Figure data in JSON
>>
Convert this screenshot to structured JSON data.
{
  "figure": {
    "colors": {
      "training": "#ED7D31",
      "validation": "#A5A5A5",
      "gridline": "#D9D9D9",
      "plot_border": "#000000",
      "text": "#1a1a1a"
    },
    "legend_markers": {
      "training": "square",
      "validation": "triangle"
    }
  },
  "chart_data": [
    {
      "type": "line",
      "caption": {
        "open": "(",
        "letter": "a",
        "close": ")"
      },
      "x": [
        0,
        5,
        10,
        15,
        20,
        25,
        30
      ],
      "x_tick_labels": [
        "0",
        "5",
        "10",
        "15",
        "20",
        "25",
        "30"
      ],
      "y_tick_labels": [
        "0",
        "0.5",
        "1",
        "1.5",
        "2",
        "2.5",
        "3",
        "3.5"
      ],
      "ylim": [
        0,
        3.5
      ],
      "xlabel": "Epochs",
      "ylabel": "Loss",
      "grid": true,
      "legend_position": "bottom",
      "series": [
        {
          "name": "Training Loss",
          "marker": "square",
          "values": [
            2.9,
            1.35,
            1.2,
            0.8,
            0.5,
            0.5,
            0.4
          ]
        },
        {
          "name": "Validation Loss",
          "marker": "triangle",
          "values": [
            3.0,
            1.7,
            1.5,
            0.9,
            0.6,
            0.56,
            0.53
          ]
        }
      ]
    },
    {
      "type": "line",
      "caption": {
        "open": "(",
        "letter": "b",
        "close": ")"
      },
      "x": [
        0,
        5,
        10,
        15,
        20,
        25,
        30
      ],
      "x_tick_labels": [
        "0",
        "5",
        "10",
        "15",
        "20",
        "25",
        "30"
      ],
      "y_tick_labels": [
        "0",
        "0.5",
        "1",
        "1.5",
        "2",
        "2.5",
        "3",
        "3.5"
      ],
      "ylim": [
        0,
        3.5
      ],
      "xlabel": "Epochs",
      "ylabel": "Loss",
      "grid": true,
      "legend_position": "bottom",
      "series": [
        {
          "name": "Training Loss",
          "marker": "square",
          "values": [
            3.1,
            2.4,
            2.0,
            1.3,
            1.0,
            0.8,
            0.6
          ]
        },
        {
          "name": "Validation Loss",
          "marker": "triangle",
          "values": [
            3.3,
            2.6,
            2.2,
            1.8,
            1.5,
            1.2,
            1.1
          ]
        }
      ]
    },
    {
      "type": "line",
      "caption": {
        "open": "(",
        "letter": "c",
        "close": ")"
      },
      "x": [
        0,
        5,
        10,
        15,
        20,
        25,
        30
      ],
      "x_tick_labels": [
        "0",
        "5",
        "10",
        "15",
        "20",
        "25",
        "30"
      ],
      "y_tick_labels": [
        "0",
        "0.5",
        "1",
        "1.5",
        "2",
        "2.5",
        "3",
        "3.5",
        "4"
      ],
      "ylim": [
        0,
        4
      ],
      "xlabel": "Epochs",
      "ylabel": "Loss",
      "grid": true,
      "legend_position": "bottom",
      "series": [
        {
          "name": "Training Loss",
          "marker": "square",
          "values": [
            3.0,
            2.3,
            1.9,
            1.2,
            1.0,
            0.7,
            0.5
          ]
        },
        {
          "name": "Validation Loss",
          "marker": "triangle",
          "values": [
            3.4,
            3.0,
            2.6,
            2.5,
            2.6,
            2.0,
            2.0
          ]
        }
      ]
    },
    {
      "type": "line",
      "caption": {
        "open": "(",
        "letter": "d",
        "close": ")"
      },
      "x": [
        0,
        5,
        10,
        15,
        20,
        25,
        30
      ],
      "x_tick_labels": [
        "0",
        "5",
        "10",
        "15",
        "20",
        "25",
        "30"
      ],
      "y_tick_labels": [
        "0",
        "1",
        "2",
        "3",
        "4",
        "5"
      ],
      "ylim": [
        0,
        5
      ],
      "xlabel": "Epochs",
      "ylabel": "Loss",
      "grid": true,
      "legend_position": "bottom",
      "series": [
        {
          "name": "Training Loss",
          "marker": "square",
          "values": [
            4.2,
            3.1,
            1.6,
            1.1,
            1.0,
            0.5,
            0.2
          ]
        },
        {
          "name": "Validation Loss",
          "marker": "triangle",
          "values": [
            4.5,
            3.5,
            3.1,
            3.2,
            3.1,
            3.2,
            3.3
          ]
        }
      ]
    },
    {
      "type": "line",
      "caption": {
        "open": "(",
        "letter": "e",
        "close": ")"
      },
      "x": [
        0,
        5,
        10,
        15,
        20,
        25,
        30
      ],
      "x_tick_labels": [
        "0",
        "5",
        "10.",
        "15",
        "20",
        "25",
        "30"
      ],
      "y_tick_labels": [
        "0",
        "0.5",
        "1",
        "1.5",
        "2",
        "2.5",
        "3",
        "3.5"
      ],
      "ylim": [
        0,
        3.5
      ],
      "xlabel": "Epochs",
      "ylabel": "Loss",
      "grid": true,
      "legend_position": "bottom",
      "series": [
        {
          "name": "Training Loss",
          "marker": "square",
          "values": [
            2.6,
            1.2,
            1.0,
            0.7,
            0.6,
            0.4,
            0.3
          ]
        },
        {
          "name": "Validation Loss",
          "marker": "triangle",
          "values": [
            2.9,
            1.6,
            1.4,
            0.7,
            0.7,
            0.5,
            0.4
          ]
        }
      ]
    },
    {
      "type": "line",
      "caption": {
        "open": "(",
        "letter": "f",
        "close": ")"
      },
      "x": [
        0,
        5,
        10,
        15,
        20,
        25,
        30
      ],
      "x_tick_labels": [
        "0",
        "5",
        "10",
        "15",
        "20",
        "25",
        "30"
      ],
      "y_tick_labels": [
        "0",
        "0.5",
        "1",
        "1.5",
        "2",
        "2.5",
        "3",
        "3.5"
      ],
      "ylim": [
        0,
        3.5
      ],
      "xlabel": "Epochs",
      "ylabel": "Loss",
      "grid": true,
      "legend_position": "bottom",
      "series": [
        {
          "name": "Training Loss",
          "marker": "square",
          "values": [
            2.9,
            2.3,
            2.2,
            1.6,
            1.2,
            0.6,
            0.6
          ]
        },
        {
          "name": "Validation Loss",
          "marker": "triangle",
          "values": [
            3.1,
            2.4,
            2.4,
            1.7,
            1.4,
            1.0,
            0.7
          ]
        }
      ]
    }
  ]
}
<<
What you are asked to do:
Repeat the lines above exactly.

Exercise answer:
Convert this screenshot to structured JSON data.
{
  "figure": {
    "colors": {
      "training": "#ED7D31",
      "validation": "#A5A5A5",
      "gridline": "#D9D9D9",
      "plot_border": "#000000",
      "text": "#1a1a1a"
    },
    "legend_markers": {
      "training": "square",
      "validation": "triangle"
    }
  },
  "chart_data": [
    {
      "type": "line",
      "caption": {
        "open": "(",
        "letter": "a",
        "close": ")"
      },
      "x": [
        0,
        5,
        10,
        15,
        20,
        25,
        30
      ],
      "x_tick_labels": [
        "0",
        "5",
        "10",
        "15",
        "20",
        "25",
        "30"
      ],
      "y_tick_labels": [
        "0",
        "0.5",
        "1",
        "1.5",
        "2",
        "2.5",
        "3",
        "3.5"
      ],
      "ylim": [
        0,
        3.5
      ],
      "xlabel": "Epochs",
      "ylabel": "Loss",
      "grid": true,
      "legend_position": "bottom",
      "series": [
        {
          "name": "Training Loss",
          "marker": "square",
          "values": [
            2.9,
            1.35,
            1.2,
            0.8,
            0.5,
            0.5,
            0.4
          ]
        },
        {
          "name": "Validation Loss",
          "marker": "triangle",
          "values": [
            3.0,
            1.7,
            1.5,
            0.9,
            0.6,
            0.56,
            0.53
          ]
        }
      ]
    },
    {
      "type": "line",
      "caption": {
        "open": "(",
        "letter": "b",
        "close": ")"
      },
      "x": [
        0,
        5,
        10,
        15,
        20,
        25,
        30
      ],
      "x_tick_labels": [
        "0",
        "5",
        "10",
        "15",
        "20",
        "25",
        "30"
      ],
      "y_tick_labels": [
        "0",
        "0.5",
        "1",
        "1.5",
        "2",
        "2.5",
        "3",
        "3.5"
      ],
      "ylim": [
        0,
        3.5
      ],
      "xlabel": "Epochs",
      "ylabel": "Loss",
      "grid": true,
      "legend_position": "bottom",
      "series": [
        {
          "name": "Training Loss",
          "marker": "square",
          "values": [
            3.1,
            2.4,
            2.0,
            1.3,
            1.0,
            0.8,
            0.6
          ]
        },
        {
          "name": "Validation Loss",
          "marker": "triangle",
          "values": [
            3.3,
            2.6,
            2.2,
            1.8,
            1.5,
            1.2,
            1.1
          ]
        }
      ]
    },
    {
      "type": "line",
      "caption": {
        "open": "(",
        "letter": "c",
        "close": ")"
      },
      "x": [
        0,
        5,
        10,
        15,
        20,
        25,
        30
      ],
      "x_tick_labels": [
        "0",
        "5",
        "10",
        "15",
        "20",
        "25",
        "30"
      ],
      "y_tick_labels": [
        "0",
        "0.5",
        "1",
        "1.5",
        "2",
        "2.5",
        "3",
        "3.5",
        "4"
      ],
      "ylim": [
        0,
        4
      ],
      "xlabel": "Epochs",
      "ylabel": "Loss",
      "grid": true,
      "legend_position": "bottom",
      "series": [
        {
          "name": "Training Loss",
          "marker": "square",
          "values": [
            3.0,
            2.3,
            1.9,
            1.2,
            1.0,
            0.7,
            0.5
          ]
        },
        {
          "name": "Validation Loss",
          "marker": "triangle",
          "values": [
            3.4,
            3.0,
            2.6,
            2.5,
            2.6,
            2.0,
            2.0
          ]
        }
      ]
    },
    {
      "type": "line",
      "caption": {
        "open": "(",
        "letter": "d",
        "close": ")"
      },
      "x": [
        0,
        5,
        10,
        15,
        20,
        25,
        30
      ],
      "x_tick_labels": [
        "0",
        "5",
        "10",
        "15",
        "20",
        "25",
        "30"
      ],
      "y_tick_labels": [
        "0",
        "1",
        "2",
        "3",
        "4",
        "5"
      ],
      "ylim": [
        0,
        5
      ],
      "xlabel": "Epochs",
      "ylabel": "Loss",
      "grid": true,
      "legend_position": "bottom",
      "series": [
        {
          "name": "Training Loss",
          "marker": "square",
          "values": [
            4.2,
            3.1,
            1.6,
            1.1,
            1.0,
            0.5,
            0.2
          ]
        },
        {
          "name": "Validation Loss",
          "marker": "triangle",
          "values": [
            4.5,
            3.5,
            3.1,
            3.2,
            3.1,
            3.2,
            3.3
          ]
        }
      ]
    },
    {
      "type": "line",
      "caption": {
        "open": "(",
        "letter": "e",
        "close": ")"
      },
      "x": [
        0,
        5,
        10,
        15,
        20,
        25,
        30
      ],
      "x_tick_labels": [
        "0",
        "5",
        "10.",
        "15",
        "20",
        "25",
        "30"
      ],
      "y_tick_labels": [
        "0",
        "0.5",
        "1",
        "1.5",
        "2",
        "2.5",
        "3",
        "3.5"
      ],
      "ylim": [
        0,
        3.5
      ],
      "xlabel": "Epochs",
      "ylabel": "Loss",
      "grid": true,
      "legend_position": "bottom",
      "series": [
        {
          "name": "Training Loss",
          "marker": "square",
          "values": [
            2.6,
            1.2,
            1.0,
            0.7,
            0.6,
            0.4,
            0.3
          ]
        },
        {
          "name": "Validation Loss",
          "marker": "triangle",
          "values": [
            2.9,
            1.6,
            1.4,
            0.7,
            0.7,
            0.5,
            0.4
          ]
        }
      ]
    },
    {
      "type": "line",
      "caption": {
        "open": "(",
        "letter": "f",
        "close": ")"
      },
      "x": [
        0,
        5,
        10,
        15,
        20,
        25,
        30
      ],
      "x_tick_labels": [
        "0",
        "5",
        "10",
        "15",
        "20",
        "25",
        "30"
      ],
      "y_tick_labels": [
        "0",
        "0.5",
        "1",
        "1.5",
        "2",
        "2.5",
        "3",
        "3.5"
      ],
      "ylim": [
        0,
        3.5
      ],
      "xlabel": "Epochs",
      "ylabel": "Loss",
      "grid": true,
      "legend_position": "bottom",
      "series": [
        {
          "name": "Training Loss",
          "marker": "square",
          "values": [
            2.9,
            2.3,
            2.2,
            1.6,
            1.2,
            0.6,
            0.6
          ]
        },
        {
          "name": "Validation Loss",
          "marker": "triangle",
          "values": [
            3.1,
            2.4,
            2.4,
            1.7,
            1.4,
            1.0,
            0.7
          ]
        }
      ]
    }
  ]
}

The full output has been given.